Task brief: Transcribe all the entries word for word, skipping the pictures.

— start —

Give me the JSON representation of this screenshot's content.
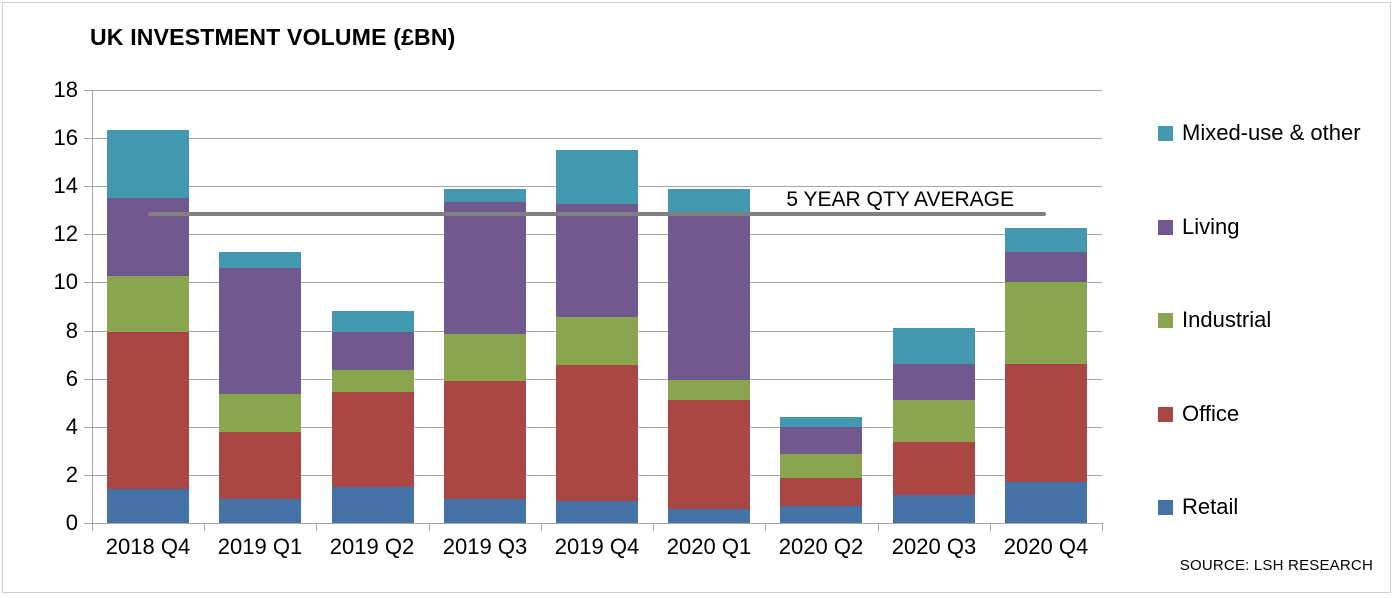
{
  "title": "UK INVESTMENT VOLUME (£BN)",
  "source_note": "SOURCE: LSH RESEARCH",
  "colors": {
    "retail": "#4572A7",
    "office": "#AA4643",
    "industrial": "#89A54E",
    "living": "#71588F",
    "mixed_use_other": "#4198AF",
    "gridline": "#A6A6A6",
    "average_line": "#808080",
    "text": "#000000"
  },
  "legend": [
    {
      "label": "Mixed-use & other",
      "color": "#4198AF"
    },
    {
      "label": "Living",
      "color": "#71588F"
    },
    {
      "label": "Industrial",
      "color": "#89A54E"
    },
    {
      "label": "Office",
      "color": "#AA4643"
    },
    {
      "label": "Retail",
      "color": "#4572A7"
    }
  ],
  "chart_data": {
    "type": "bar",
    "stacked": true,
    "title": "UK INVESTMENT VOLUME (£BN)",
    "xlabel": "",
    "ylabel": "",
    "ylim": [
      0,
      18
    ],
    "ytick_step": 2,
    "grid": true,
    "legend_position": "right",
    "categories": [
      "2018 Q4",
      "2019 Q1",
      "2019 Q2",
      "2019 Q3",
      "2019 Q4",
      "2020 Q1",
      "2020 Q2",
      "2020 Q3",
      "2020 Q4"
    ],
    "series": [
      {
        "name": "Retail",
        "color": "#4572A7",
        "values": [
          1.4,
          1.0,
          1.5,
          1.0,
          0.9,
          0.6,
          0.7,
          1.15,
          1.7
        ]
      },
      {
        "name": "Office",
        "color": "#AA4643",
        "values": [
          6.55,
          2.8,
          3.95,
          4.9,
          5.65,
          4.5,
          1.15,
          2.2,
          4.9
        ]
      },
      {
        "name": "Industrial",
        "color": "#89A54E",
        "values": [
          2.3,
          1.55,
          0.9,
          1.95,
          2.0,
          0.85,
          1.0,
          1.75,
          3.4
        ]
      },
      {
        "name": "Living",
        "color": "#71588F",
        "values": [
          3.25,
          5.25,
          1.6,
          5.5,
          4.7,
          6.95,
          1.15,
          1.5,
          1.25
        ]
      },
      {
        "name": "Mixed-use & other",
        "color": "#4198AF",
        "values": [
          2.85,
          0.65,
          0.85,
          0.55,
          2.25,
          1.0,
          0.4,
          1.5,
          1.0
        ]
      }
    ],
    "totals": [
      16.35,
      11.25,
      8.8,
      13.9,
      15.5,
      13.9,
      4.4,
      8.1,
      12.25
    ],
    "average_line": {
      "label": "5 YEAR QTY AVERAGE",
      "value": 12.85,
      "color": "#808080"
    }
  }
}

— end —

Solution to this task:
Give me the JSON representation of this screenshot's content.
{
  "title": "UK INVESTMENT VOLUME (£BN)",
  "source_note": "SOURCE: LSH RESEARCH",
  "colors": {
    "retail": "#4572A7",
    "office": "#AA4643",
    "industrial": "#89A54E",
    "living": "#71588F",
    "mixed_use_other": "#4198AF",
    "gridline": "#A6A6A6",
    "average_line": "#808080",
    "text": "#000000"
  },
  "legend": [
    {
      "label": "Mixed-use & other",
      "color": "#4198AF"
    },
    {
      "label": "Living",
      "color": "#71588F"
    },
    {
      "label": "Industrial",
      "color": "#89A54E"
    },
    {
      "label": "Office",
      "color": "#AA4643"
    },
    {
      "label": "Retail",
      "color": "#4572A7"
    }
  ],
  "chart_data": {
    "type": "bar",
    "stacked": true,
    "title": "UK INVESTMENT VOLUME (£BN)",
    "xlabel": "",
    "ylabel": "",
    "ylim": [
      0,
      18
    ],
    "ytick_step": 2,
    "grid": true,
    "legend_position": "right",
    "categories": [
      "2018 Q4",
      "2019 Q1",
      "2019 Q2",
      "2019 Q3",
      "2019 Q4",
      "2020 Q1",
      "2020 Q2",
      "2020 Q3",
      "2020 Q4"
    ],
    "series": [
      {
        "name": "Retail",
        "color": "#4572A7",
        "values": [
          1.4,
          1.0,
          1.5,
          1.0,
          0.9,
          0.6,
          0.7,
          1.15,
          1.7
        ]
      },
      {
        "name": "Office",
        "color": "#AA4643",
        "values": [
          6.55,
          2.8,
          3.95,
          4.9,
          5.65,
          4.5,
          1.15,
          2.2,
          4.9
        ]
      },
      {
        "name": "Industrial",
        "color": "#89A54E",
        "values": [
          2.3,
          1.55,
          0.9,
          1.95,
          2.0,
          0.85,
          1.0,
          1.75,
          3.4
        ]
      },
      {
        "name": "Living",
        "color": "#71588F",
        "values": [
          3.25,
          5.25,
          1.6,
          5.5,
          4.7,
          6.95,
          1.15,
          1.5,
          1.25
        ]
      },
      {
        "name": "Mixed-use & other",
        "color": "#4198AF",
        "values": [
          2.85,
          0.65,
          0.85,
          0.55,
          2.25,
          1.0,
          0.4,
          1.5,
          1.0
        ]
      }
    ],
    "totals": [
      16.35,
      11.25,
      8.8,
      13.9,
      15.5,
      13.9,
      4.4,
      8.1,
      12.25
    ],
    "average_line": {
      "label": "5 YEAR QTY AVERAGE",
      "value": 12.85,
      "color": "#808080"
    }
  }
}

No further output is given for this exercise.